» **Goal**:
Reproduce the records below exactly, leaving out any pictures.

» **Raw records**:
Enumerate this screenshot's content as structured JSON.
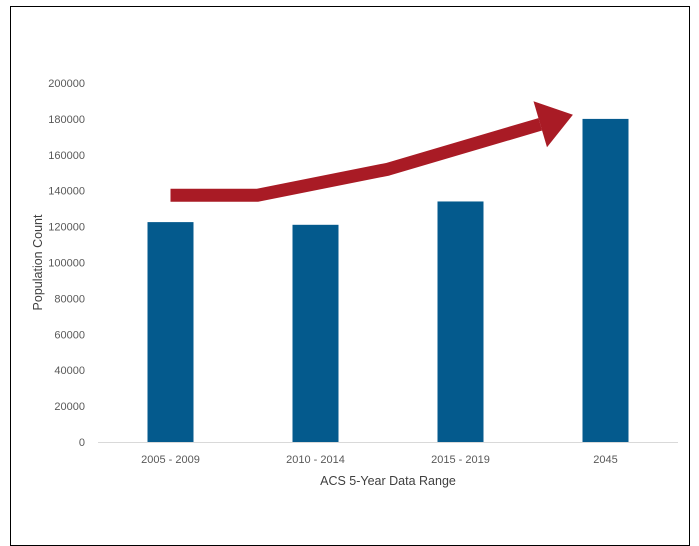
{
  "chart_data": {
    "type": "bar",
    "categories": [
      "2005 - 2009",
      "2010 - 2014",
      "2015 - 2019",
      "2045"
    ],
    "values": [
      122500,
      121000,
      134000,
      180000
    ],
    "xlabel": "ACS 5-Year Data Range",
    "ylabel": "Population Count",
    "ylim": [
      0,
      200000
    ],
    "yticks": [
      0,
      20000,
      40000,
      60000,
      80000,
      100000,
      120000,
      140000,
      160000,
      180000,
      200000
    ],
    "grid": false,
    "legend": "none",
    "colors": {
      "bar": "#045A8D",
      "trend_arrow": "#A91B25",
      "axis": "#D9D9D9"
    },
    "annotations": [
      {
        "type": "trend-arrow",
        "description": "upward trend",
        "path_values": [
          {
            "category_index": 0,
            "value": 137500
          },
          {
            "category_index": 0.6,
            "value": 137500
          },
          {
            "category_index": 1.5,
            "value": 152000
          },
          {
            "category_index": 2.55,
            "value": 177000
          }
        ]
      }
    ]
  }
}
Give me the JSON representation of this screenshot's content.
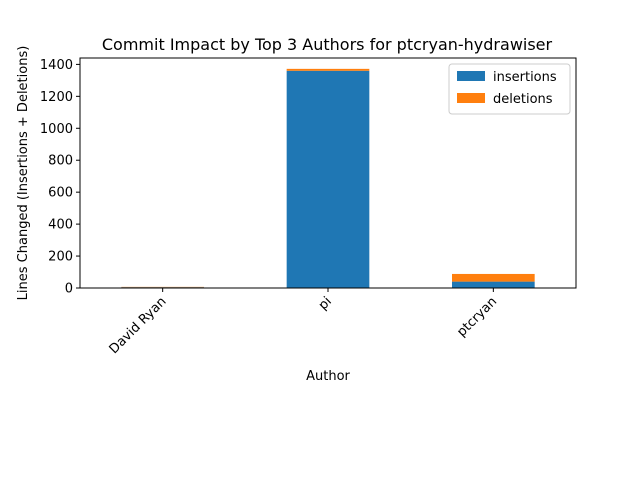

» **Worked solution**:
Enumerate this screenshot's content as structured JSON.
{
  "chart_data": {
    "type": "bar",
    "categories": [
      "2005 - 2009",
      "2010 - 2014",
      "2015 - 2019",
      "2045"
    ],
    "values": [
      122500,
      121000,
      134000,
      180000
    ],
    "xlabel": "ACS 5-Year Data Range",
    "ylabel": "Population Count",
    "ylim": [
      0,
      200000
    ],
    "yticks": [
      0,
      20000,
      40000,
      60000,
      80000,
      100000,
      120000,
      140000,
      160000,
      180000,
      200000
    ],
    "grid": false,
    "legend": "none",
    "colors": {
      "bar": "#045A8D",
      "trend_arrow": "#A91B25",
      "axis": "#D9D9D9"
    },
    "annotations": [
      {
        "type": "trend-arrow",
        "description": "upward trend",
        "path_values": [
          {
            "category_index": 0,
            "value": 137500
          },
          {
            "category_index": 0.6,
            "value": 137500
          },
          {
            "category_index": 1.5,
            "value": 152000
          },
          {
            "category_index": 2.55,
            "value": 177000
          }
        ]
      }
    ]
  }
}
Give me the JSON representation of this screenshot's content.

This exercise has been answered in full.